» **Instructions to follow**
Wherever the word "Source" turns up in a line of the entries, copy that line.

» **Provided records**
···

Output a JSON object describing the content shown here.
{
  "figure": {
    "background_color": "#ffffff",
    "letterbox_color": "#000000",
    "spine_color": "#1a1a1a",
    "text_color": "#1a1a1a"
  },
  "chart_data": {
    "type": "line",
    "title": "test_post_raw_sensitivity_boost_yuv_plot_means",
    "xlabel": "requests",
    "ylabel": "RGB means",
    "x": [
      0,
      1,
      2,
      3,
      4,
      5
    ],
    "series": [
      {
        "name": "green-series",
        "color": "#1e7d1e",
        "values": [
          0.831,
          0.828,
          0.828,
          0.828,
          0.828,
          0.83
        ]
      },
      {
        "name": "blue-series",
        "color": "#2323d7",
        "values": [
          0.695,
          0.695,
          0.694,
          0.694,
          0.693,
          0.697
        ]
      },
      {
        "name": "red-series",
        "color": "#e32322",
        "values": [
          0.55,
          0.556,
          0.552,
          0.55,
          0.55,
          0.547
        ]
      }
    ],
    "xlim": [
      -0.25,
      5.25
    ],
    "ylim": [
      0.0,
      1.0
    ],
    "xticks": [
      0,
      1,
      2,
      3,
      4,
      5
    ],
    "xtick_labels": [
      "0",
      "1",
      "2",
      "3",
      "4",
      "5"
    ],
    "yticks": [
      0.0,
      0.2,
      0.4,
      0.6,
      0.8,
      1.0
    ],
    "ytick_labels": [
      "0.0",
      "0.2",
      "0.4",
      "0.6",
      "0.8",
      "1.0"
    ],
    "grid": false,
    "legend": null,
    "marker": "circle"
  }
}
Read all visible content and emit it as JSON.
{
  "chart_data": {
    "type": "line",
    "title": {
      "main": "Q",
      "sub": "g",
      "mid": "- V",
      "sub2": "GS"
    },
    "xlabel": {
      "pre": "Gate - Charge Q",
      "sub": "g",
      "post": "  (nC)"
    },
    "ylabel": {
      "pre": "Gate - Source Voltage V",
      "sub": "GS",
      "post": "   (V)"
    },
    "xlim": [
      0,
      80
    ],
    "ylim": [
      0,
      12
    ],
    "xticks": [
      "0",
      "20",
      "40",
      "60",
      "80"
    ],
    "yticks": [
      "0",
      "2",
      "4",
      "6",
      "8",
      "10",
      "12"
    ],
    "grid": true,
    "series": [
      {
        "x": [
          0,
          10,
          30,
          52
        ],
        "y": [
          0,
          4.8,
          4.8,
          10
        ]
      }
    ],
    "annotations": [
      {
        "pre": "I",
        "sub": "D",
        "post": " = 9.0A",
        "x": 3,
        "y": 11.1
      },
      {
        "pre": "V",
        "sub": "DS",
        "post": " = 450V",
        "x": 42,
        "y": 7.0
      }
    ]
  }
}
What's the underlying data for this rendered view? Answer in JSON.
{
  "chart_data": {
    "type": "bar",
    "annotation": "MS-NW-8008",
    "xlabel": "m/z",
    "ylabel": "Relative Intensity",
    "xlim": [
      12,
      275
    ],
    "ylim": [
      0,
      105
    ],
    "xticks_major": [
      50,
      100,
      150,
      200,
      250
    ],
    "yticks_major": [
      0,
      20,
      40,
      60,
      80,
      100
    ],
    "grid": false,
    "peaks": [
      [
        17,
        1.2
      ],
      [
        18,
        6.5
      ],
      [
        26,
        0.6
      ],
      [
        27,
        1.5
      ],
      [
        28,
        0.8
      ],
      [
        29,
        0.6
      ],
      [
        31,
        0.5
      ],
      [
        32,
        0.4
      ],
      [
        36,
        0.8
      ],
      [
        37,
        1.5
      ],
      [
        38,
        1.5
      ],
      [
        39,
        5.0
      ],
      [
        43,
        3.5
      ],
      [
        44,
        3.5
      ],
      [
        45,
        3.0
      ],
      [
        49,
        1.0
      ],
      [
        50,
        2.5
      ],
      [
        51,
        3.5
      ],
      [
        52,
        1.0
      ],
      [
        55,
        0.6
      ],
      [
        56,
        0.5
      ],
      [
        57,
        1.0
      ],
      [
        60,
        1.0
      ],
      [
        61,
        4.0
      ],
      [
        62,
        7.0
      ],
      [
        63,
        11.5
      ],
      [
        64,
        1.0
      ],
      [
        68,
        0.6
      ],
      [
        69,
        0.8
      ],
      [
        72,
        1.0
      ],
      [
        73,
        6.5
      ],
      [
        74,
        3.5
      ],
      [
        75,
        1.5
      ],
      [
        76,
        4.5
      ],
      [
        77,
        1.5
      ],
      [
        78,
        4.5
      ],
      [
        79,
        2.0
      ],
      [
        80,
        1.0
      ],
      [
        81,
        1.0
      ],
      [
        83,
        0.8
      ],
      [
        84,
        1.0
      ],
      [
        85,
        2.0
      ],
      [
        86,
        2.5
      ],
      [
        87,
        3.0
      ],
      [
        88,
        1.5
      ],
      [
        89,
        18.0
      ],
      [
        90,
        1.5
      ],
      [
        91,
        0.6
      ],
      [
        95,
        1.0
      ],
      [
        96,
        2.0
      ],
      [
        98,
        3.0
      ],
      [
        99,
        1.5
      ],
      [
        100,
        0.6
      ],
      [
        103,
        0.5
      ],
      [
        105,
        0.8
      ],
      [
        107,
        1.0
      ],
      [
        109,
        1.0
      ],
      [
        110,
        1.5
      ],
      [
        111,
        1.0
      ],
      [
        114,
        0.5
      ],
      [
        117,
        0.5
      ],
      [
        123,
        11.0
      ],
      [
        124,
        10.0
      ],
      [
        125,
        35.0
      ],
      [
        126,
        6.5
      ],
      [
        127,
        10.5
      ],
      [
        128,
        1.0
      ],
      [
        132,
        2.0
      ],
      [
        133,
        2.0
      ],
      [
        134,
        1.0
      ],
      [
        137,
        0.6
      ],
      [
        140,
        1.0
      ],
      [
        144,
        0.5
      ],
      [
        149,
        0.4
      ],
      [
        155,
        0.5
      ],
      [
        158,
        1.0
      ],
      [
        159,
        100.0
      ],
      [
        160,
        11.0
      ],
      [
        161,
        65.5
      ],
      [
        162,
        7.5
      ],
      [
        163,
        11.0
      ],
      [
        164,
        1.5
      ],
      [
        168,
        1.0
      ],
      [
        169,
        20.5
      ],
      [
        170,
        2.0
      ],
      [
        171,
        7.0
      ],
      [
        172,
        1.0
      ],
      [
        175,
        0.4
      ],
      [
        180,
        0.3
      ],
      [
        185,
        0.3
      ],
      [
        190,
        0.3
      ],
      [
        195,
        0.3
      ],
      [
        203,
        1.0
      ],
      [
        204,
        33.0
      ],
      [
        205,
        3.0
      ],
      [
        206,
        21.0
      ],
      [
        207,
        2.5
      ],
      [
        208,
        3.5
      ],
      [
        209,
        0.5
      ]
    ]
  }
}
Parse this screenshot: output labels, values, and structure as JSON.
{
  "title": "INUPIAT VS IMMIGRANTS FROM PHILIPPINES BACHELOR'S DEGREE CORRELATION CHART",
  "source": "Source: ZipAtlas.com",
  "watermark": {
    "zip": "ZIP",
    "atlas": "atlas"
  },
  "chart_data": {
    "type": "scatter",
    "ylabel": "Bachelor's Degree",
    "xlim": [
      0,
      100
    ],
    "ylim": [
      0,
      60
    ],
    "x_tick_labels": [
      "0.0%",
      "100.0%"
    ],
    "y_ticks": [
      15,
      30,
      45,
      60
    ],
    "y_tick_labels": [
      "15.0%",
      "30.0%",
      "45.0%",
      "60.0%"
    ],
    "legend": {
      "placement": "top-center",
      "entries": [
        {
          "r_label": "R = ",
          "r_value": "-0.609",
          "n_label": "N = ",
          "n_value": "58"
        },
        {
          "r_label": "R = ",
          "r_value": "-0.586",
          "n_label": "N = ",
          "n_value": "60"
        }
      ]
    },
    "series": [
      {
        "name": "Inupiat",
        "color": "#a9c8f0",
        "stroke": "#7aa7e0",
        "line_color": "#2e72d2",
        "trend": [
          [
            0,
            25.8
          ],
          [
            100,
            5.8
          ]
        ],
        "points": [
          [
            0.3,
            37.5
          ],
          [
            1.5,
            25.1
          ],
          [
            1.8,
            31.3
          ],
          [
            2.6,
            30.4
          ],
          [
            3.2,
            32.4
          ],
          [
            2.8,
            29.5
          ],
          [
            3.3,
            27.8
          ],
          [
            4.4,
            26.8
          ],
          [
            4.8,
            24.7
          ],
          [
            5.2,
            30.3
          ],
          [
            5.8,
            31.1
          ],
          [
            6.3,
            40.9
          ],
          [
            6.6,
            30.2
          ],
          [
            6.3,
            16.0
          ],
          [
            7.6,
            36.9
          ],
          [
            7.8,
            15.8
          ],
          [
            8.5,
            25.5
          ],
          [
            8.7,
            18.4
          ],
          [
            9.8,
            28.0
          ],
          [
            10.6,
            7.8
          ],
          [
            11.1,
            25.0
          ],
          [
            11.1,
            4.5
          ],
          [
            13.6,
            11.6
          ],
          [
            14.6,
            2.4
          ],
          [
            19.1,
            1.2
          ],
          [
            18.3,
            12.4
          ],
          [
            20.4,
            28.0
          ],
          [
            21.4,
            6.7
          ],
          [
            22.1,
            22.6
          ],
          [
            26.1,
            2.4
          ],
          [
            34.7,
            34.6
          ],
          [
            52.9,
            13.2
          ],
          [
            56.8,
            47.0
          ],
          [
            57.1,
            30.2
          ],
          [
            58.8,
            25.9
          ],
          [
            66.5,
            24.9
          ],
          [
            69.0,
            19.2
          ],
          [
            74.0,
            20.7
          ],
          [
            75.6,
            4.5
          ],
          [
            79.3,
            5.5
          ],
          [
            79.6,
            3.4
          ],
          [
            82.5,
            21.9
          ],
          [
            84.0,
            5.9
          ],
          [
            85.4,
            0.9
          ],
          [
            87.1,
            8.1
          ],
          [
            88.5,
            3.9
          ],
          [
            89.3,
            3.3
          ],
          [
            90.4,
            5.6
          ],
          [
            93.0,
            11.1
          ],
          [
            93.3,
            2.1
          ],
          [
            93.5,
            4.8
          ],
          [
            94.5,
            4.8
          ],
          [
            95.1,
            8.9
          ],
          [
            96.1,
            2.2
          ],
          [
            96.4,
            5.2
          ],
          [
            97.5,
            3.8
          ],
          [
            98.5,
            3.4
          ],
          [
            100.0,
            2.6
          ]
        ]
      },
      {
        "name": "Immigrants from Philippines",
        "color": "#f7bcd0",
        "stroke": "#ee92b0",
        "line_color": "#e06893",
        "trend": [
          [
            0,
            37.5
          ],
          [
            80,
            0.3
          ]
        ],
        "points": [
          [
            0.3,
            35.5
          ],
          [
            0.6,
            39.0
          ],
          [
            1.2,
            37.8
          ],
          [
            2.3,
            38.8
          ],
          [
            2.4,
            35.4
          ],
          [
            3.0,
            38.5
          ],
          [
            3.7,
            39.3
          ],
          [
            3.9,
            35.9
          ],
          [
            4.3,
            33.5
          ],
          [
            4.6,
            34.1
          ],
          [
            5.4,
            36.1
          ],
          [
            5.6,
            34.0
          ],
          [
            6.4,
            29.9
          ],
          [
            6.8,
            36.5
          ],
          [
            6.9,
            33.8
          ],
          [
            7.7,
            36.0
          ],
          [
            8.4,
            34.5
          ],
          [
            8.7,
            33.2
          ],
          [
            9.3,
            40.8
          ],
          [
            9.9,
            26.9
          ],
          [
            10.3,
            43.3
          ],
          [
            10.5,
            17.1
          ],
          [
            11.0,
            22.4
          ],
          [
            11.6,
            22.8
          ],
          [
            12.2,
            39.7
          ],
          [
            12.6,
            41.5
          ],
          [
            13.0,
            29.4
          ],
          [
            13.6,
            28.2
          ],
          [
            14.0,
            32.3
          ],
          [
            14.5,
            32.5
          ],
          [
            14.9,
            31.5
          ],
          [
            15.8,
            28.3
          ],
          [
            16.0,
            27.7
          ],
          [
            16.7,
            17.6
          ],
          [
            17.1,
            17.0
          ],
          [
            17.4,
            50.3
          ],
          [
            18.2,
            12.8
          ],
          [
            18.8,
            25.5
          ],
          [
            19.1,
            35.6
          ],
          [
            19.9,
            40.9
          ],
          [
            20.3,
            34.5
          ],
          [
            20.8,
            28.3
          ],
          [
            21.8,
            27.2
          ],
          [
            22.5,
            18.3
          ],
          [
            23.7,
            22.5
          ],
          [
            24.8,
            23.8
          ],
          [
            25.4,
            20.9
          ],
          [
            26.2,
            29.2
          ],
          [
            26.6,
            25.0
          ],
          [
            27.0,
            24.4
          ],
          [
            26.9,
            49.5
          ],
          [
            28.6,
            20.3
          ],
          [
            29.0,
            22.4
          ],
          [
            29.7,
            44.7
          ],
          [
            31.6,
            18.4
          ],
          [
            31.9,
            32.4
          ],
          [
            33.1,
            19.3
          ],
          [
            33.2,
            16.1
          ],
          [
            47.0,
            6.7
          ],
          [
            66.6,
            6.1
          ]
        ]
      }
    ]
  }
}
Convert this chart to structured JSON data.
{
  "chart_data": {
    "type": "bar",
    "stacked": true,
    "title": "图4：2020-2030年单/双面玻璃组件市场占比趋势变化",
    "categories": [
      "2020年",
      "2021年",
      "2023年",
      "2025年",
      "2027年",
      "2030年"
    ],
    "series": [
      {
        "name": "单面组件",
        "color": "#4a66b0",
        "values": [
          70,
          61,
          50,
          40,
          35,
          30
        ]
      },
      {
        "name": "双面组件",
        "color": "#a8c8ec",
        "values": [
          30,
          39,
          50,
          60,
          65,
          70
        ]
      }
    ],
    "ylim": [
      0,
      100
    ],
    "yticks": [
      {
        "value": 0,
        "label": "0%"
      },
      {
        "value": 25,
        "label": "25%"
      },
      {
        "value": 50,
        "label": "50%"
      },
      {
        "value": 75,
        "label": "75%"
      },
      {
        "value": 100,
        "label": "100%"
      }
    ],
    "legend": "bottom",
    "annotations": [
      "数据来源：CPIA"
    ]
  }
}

···

» **Exercise solution**
      "pre": "Gate - Source Voltage V",
  "source": "Source: ZipAtlas.com",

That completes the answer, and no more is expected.